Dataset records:
═══

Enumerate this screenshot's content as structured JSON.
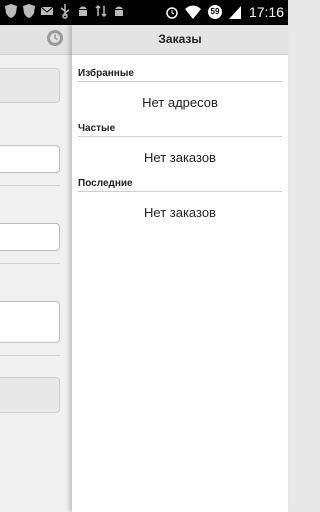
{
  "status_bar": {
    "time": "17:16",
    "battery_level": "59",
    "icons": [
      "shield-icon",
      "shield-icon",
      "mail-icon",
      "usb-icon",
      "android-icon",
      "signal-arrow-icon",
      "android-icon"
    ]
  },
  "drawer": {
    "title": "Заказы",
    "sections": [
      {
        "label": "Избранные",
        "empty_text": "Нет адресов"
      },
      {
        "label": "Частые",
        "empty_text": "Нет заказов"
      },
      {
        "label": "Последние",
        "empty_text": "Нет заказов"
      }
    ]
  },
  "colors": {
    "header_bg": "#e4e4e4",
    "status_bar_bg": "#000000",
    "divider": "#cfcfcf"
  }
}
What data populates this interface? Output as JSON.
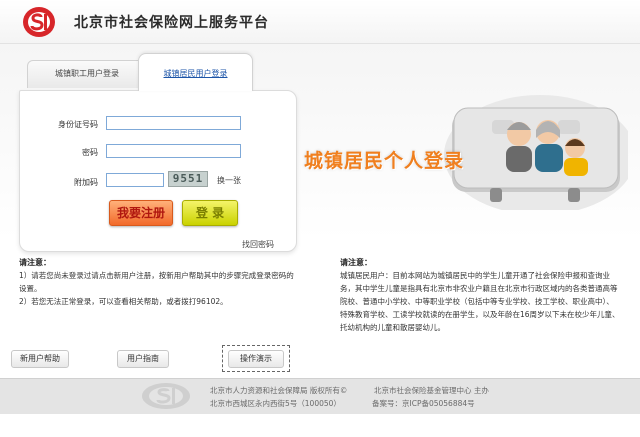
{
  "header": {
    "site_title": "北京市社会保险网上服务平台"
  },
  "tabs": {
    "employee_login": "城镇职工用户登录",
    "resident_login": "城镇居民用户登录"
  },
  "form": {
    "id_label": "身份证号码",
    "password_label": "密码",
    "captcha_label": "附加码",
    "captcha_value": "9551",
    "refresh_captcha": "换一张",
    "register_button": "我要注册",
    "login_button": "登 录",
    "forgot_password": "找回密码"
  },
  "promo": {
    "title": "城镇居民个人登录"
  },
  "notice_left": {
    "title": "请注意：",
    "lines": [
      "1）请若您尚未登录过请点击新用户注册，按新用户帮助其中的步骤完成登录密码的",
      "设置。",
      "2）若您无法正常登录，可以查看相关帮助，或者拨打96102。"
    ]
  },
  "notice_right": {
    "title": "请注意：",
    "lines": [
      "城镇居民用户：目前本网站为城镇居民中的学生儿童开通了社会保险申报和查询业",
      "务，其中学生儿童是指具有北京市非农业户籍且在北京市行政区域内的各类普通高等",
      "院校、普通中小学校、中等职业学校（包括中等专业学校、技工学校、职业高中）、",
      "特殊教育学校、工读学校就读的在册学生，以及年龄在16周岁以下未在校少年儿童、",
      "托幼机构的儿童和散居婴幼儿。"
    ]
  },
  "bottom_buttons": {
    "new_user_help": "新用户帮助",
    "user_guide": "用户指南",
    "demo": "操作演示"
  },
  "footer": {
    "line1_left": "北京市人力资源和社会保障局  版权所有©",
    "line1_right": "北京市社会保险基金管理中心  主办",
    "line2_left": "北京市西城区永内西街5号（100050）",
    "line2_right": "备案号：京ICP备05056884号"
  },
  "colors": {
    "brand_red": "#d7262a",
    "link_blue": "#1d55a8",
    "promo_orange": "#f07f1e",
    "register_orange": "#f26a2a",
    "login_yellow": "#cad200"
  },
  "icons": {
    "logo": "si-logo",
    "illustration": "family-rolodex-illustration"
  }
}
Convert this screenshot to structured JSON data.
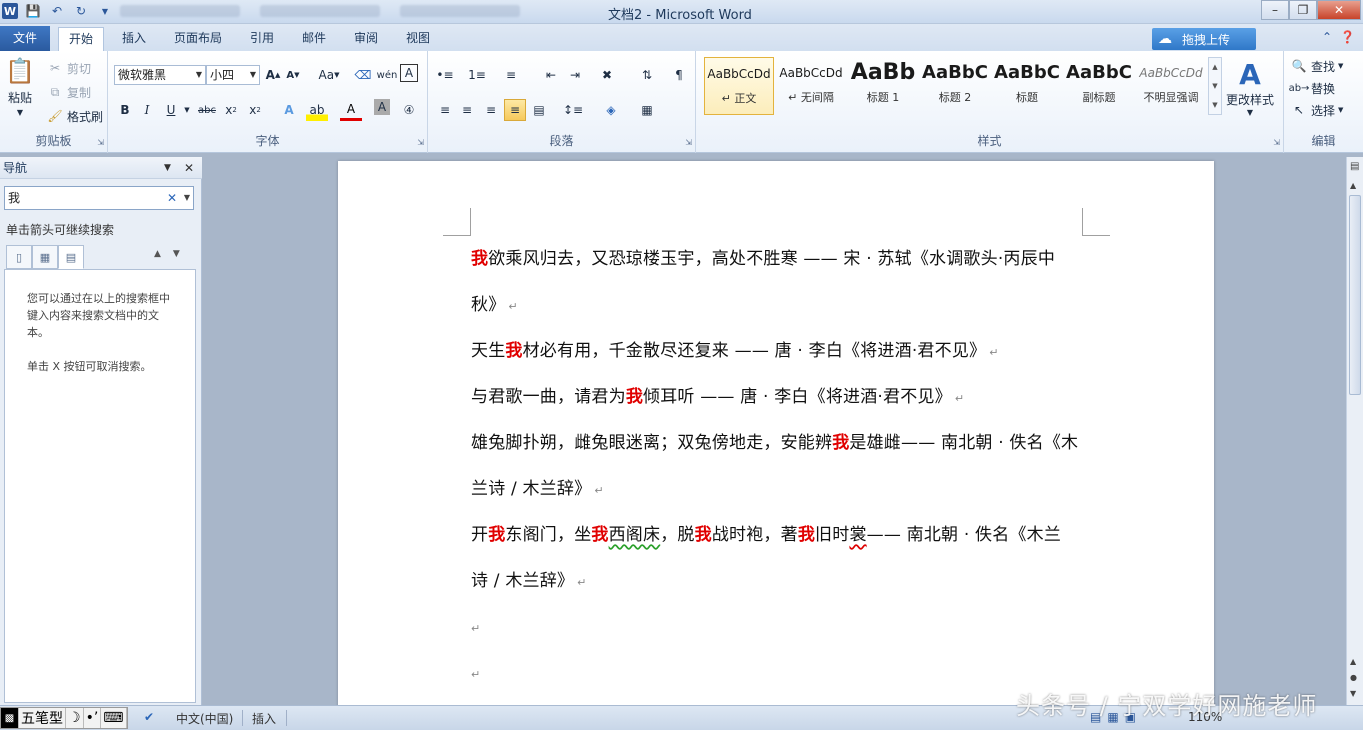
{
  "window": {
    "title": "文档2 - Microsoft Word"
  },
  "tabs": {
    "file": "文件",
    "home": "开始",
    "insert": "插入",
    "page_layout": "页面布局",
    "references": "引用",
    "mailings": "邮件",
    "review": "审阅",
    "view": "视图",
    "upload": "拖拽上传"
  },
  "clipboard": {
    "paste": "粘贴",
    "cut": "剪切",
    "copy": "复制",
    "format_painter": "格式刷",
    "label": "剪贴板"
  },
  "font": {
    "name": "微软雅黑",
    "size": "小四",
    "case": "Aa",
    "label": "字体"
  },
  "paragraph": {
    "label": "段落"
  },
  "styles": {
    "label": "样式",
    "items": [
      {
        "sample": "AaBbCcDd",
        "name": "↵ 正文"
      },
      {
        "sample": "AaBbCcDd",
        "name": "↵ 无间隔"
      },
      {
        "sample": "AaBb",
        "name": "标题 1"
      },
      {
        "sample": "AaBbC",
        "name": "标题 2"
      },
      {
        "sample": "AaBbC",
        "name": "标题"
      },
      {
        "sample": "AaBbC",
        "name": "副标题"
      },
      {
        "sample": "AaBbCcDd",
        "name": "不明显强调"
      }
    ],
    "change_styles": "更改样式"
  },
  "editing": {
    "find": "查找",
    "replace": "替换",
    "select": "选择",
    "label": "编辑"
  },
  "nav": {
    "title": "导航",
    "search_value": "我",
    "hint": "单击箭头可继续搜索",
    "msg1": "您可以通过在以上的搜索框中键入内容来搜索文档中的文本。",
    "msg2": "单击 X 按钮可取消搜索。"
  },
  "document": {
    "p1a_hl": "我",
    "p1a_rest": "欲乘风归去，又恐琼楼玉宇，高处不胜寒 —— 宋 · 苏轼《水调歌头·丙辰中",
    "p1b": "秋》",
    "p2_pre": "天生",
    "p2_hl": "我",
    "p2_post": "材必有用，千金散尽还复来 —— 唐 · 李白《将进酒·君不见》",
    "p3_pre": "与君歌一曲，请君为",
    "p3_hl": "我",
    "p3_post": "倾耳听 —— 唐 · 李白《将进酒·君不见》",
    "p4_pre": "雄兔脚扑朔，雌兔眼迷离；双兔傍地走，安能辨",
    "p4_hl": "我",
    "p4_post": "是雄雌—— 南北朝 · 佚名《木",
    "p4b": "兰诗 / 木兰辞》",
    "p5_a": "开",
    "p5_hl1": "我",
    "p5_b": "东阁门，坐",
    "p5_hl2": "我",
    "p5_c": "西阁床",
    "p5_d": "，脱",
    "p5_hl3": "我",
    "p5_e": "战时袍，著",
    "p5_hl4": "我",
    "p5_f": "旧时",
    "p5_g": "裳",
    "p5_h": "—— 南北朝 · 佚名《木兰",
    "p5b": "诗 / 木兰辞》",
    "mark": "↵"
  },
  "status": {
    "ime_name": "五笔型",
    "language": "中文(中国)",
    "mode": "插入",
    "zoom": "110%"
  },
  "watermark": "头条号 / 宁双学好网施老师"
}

═══

Set down the lines of the records above exactly, apart from the pictures.

Enumerate this screenshot's content as structured JSON.
{
  "status_bar": {
    "time": "17:16",
    "battery_level": "59",
    "icons": [
      "shield-icon",
      "shield-icon",
      "mail-icon",
      "usb-icon",
      "android-icon",
      "signal-arrow-icon",
      "android-icon"
    ]
  },
  "drawer": {
    "title": "Заказы",
    "sections": [
      {
        "label": "Избранные",
        "empty_text": "Нет адресов"
      },
      {
        "label": "Частые",
        "empty_text": "Нет заказов"
      },
      {
        "label": "Последние",
        "empty_text": "Нет заказов"
      }
    ]
  },
  "colors": {
    "header_bg": "#e4e4e4",
    "status_bar_bg": "#000000",
    "divider": "#cfcfcf"
  }
}
What data populates this interface? Output as JSON.
{
  "header": {
    "site_title": "北京市社会保险网上服务平台"
  },
  "tabs": {
    "employee_login": "城镇职工用户登录",
    "resident_login": "城镇居民用户登录"
  },
  "form": {
    "id_label": "身份证号码",
    "password_label": "密码",
    "captcha_label": "附加码",
    "captcha_value": "9551",
    "refresh_captcha": "换一张",
    "register_button": "我要注册",
    "login_button": "登 录",
    "forgot_password": "找回密码"
  },
  "promo": {
    "title": "城镇居民个人登录"
  },
  "notice_left": {
    "title": "请注意：",
    "lines": [
      "1）请若您尚未登录过请点击新用户注册，按新用户帮助其中的步骤完成登录密码的",
      "设置。",
      "2）若您无法正常登录，可以查看相关帮助，或者拨打96102。"
    ]
  },
  "notice_right": {
    "title": "请注意：",
    "lines": [
      "城镇居民用户：目前本网站为城镇居民中的学生儿童开通了社会保险申报和查询业",
      "务，其中学生儿童是指具有北京市非农业户籍且在北京市行政区域内的各类普通高等",
      "院校、普通中小学校、中等职业学校（包括中等专业学校、技工学校、职业高中）、",
      "特殊教育学校、工读学校就读的在册学生，以及年龄在16周岁以下未在校少年儿童、",
      "托幼机构的儿童和散居婴幼儿。"
    ]
  },
  "bottom_buttons": {
    "new_user_help": "新用户帮助",
    "user_guide": "用户指南",
    "demo": "操作演示"
  },
  "footer": {
    "line1_left": "北京市人力资源和社会保障局  版权所有©",
    "line1_right": "北京市社会保险基金管理中心  主办",
    "line2_left": "北京市西城区永内西街5号（100050）",
    "line2_right": "备案号：京ICP备05056884号"
  },
  "colors": {
    "brand_red": "#d7262a",
    "link_blue": "#1d55a8",
    "promo_orange": "#f07f1e",
    "register_orange": "#f26a2a",
    "login_yellow": "#cad200"
  },
  "icons": {
    "logo": "si-logo",
    "illustration": "family-rolodex-illustration"
  }
}
Convert this screenshot to structured JSON data.
{
  "window": {
    "title": "文档2 - Microsoft Word"
  },
  "tabs": {
    "file": "文件",
    "home": "开始",
    "insert": "插入",
    "page_layout": "页面布局",
    "references": "引用",
    "mailings": "邮件",
    "review": "审阅",
    "view": "视图",
    "upload": "拖拽上传"
  },
  "clipboard": {
    "paste": "粘贴",
    "cut": "剪切",
    "copy": "复制",
    "format_painter": "格式刷",
    "label": "剪贴板"
  },
  "font": {
    "name": "微软雅黑",
    "size": "小四",
    "case": "Aa",
    "label": "字体"
  },
  "paragraph": {
    "label": "段落"
  },
  "styles": {
    "label": "样式",
    "items": [
      {
        "sample": "AaBbCcDd",
        "name": "↵ 正文"
      },
      {
        "sample": "AaBbCcDd",
        "name": "↵ 无间隔"
      },
      {
        "sample": "AaBb",
        "name": "标题 1"
      },
      {
        "sample": "AaBbC",
        "name": "标题 2"
      },
      {
        "sample": "AaBbC",
        "name": "标题"
      },
      {
        "sample": "AaBbC",
        "name": "副标题"
      },
      {
        "sample": "AaBbCcDd",
        "name": "不明显强调"
      }
    ],
    "change_styles": "更改样式"
  },
  "editing": {
    "find": "查找",
    "replace": "替换",
    "select": "选择",
    "label": "编辑"
  },
  "nav": {
    "title": "导航",
    "search_value": "我",
    "hint": "单击箭头可继续搜索",
    "msg1": "您可以通过在以上的搜索框中键入内容来搜索文档中的文本。",
    "msg2": "单击 X 按钮可取消搜索。"
  },
  "document": {
    "p1a_hl": "我",
    "p1a_rest": "欲乘风归去，又恐琼楼玉宇，高处不胜寒 —— 宋 · 苏轼《水调歌头·丙辰中",
    "p1b": "秋》",
    "p2_pre": "天生",
    "p2_hl": "我",
    "p2_post": "材必有用，千金散尽还复来 —— 唐 · 李白《将进酒·君不见》",
    "p3_pre": "与君歌一曲，请君为",
    "p3_hl": "我",
    "p3_post": "倾耳听 —— 唐 · 李白《将进酒·君不见》",
    "p4_pre": "雄兔脚扑朔，雌兔眼迷离；双兔傍地走，安能辨",
    "p4_hl": "我",
    "p4_post": "是雄雌—— 南北朝 · 佚名《木",
    "p4b": "兰诗 / 木兰辞》",
    "p5_a": "开",
    "p5_hl1": "我",
    "p5_b": "东阁门，坐",
    "p5_hl2": "我",
    "p5_c": "西阁床",
    "p5_d": "，脱",
    "p5_hl3": "我",
    "p5_e": "战时袍，著",
    "p5_hl4": "我",
    "p5_f": "旧时",
    "p5_g": "裳",
    "p5_h": "—— 南北朝 · 佚名《木兰",
    "p5b": "诗 / 木兰辞》",
    "mark": "↵"
  },
  "status": {
    "ime_name": "五笔型",
    "language": "中文(中国)",
    "mode": "插入",
    "zoom": "110%"
  },
  "watermark": "头条号 / 宁双学好网施老师"
}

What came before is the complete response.